Cour de Cassation, Chambre sociale, du 4 février 2003, 01-40.476, Publié au bulletin

Texte intégral

RÉPUBLIQUE FRANCAISE
AU NOM DU PEUPLE FRANCAIS

AU NOM DU PEUPLE FRANCAIS

LA COUR DE CASSATION, CHAMBRE SOCIALE, a rendu l'arrêt suivant :

Sur le moyen unique :

Vu les articles L. 122-6, L. 122-8 et L. 122-9 du Code du travail ;

Attendu que Mme X... a été engagée le 15 octobre 1984 en qualité d'agent de propreté ; que son employeur, devenu la société Abilis, l'a licenciée pour faute grave le 15 juin 1998, en raison de son refus de mutation, malgré une clause de mobilité géographique aux termes de laquelle elle acceptait toute mutation au sein de l'entreprise correspondant à ses aptitudes et à ses compétences, qui serait motivée par les nécessités de service ; qu'elle a saisi la juridiction prud'homale d'une demande tendant au paiement de diverses sommes au titre du salaire correspondant à sa mise à pied, des indemnités de rupture, et des congés payés incidents ;

Attendu que pour rejeter la demande de la salariée et retenir une faute grave à son encontre, le conseil de prud'hommes a énoncé que les horaires proposés ne provoquaient pas, même si le lieu de travail était plus éloigné du domicile, un bouleversement des habitudes de Mme X... au point de rendre abusive l'application de la clause de mobilité ;

Attendu, cependant, que la seule circonstance que l'employeur n'ait pas commis d'abus dans la mise en oeuvre de la clause de mobilité ne caractérise pas la faute grave du salarié qui a refusé de s'y soumettre ; qu'en statuant comme il l'a fait, le conseil de prud'hommes a violé les textes susvisés ;

PAR CES MOTIFS :

CASSE ET ANNULE, dans toutes ses dispositions, le jugement rendu le 6 octobre 1999, entre les parties, par le conseil de prud'hommes de Paris ; remet, en conséquence, la cause et les parties dans l'état où elles se trouvaient avant ledit jugement et, pour être fait droit, les renvoie devant le conseil de prud'hommes de Bobigny ;

Condamne la société Abilis aux dépens ;

Dit que sur les diligences du procureur général près la Cour de Cassation, le présent arrêt sera transmis pour être transcrit en marge ou à la suite du jugement cassé ;

Ainsi fait et jugé par la Cour de Cassation, Chambre sociale, et prononcé par le président en son audience publique du quatre février deux mille trois.

Données enregistrées
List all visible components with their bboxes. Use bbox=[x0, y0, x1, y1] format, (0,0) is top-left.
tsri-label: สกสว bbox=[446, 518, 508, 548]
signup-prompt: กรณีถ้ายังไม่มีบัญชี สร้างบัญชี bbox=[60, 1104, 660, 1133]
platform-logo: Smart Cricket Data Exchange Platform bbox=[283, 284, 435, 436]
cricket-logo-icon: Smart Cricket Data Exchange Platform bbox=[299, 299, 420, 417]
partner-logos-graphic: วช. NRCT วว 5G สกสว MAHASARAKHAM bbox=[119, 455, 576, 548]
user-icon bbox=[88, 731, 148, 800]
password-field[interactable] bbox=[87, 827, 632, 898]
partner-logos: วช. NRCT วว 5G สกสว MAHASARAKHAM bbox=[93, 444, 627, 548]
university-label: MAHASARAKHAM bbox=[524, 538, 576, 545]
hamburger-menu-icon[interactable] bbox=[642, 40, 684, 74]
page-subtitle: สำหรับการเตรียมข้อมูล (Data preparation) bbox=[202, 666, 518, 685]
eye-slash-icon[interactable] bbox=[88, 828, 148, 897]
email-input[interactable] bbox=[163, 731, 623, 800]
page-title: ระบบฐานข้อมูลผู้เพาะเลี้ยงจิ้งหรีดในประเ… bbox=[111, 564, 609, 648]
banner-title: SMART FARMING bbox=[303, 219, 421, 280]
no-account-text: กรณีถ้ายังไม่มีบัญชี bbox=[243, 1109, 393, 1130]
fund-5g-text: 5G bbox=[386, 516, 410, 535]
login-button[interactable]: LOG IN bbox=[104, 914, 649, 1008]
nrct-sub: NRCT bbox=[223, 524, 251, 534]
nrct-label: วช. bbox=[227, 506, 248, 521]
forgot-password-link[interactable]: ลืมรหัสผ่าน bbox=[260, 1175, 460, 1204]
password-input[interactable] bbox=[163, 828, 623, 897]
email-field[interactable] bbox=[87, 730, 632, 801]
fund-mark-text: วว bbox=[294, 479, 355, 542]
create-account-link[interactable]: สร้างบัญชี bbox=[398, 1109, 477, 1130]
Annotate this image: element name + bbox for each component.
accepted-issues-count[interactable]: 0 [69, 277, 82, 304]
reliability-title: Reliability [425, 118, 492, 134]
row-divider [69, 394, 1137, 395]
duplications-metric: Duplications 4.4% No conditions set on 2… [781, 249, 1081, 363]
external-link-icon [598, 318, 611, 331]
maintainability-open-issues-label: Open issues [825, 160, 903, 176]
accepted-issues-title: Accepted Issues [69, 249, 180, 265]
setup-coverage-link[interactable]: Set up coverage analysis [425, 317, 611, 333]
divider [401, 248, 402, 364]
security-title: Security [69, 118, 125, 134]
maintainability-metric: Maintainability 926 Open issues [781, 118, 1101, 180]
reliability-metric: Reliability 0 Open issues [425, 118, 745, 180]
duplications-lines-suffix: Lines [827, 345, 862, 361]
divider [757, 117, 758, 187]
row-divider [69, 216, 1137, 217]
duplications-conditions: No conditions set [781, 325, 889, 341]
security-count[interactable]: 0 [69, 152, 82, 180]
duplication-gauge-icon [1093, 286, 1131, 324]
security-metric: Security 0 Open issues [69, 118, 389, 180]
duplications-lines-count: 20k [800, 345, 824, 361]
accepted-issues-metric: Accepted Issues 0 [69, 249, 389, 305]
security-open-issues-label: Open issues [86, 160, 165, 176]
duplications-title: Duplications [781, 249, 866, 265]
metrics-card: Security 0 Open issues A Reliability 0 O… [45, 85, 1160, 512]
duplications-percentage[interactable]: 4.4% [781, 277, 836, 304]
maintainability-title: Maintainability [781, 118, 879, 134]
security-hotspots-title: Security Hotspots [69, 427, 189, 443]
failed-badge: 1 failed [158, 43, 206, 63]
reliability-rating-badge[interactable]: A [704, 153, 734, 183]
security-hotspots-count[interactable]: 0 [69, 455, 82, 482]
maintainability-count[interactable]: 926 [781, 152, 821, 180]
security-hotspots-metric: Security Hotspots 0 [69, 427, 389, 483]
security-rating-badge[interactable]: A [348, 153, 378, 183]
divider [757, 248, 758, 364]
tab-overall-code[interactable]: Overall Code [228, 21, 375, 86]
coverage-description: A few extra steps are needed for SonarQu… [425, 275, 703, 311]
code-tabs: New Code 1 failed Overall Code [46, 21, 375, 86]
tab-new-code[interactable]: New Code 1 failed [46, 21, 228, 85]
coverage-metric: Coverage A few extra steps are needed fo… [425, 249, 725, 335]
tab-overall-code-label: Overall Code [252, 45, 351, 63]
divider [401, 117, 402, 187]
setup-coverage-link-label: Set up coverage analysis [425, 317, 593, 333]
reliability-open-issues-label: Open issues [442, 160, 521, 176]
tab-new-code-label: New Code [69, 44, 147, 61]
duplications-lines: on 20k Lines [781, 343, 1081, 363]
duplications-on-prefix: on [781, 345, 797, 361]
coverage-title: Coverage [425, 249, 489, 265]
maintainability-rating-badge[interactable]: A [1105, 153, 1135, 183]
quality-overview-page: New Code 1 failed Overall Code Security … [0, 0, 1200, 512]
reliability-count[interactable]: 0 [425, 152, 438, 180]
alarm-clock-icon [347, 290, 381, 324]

ÉNONCÉ
Recopiez l'arrêt sur le licenciement pour faute grave, du passage allant de "Condamne la société" jusqu'à "deux mille trois.", en substituant "frais de justice" à "dépens".

RÉPONSE
Condamne la société Abilis aux frais de justice ;

Dit que sur les diligences du procureur général près la Cour de Cassation, le présent arrêt sera transmis pour être transcrit en marge ou à la suite du jugement cassé ;

Ainsi fait et jugé par la Cour de Cassation, Chambre sociale, et prononcé par le président en son audience publique du quatre février deux mille trois.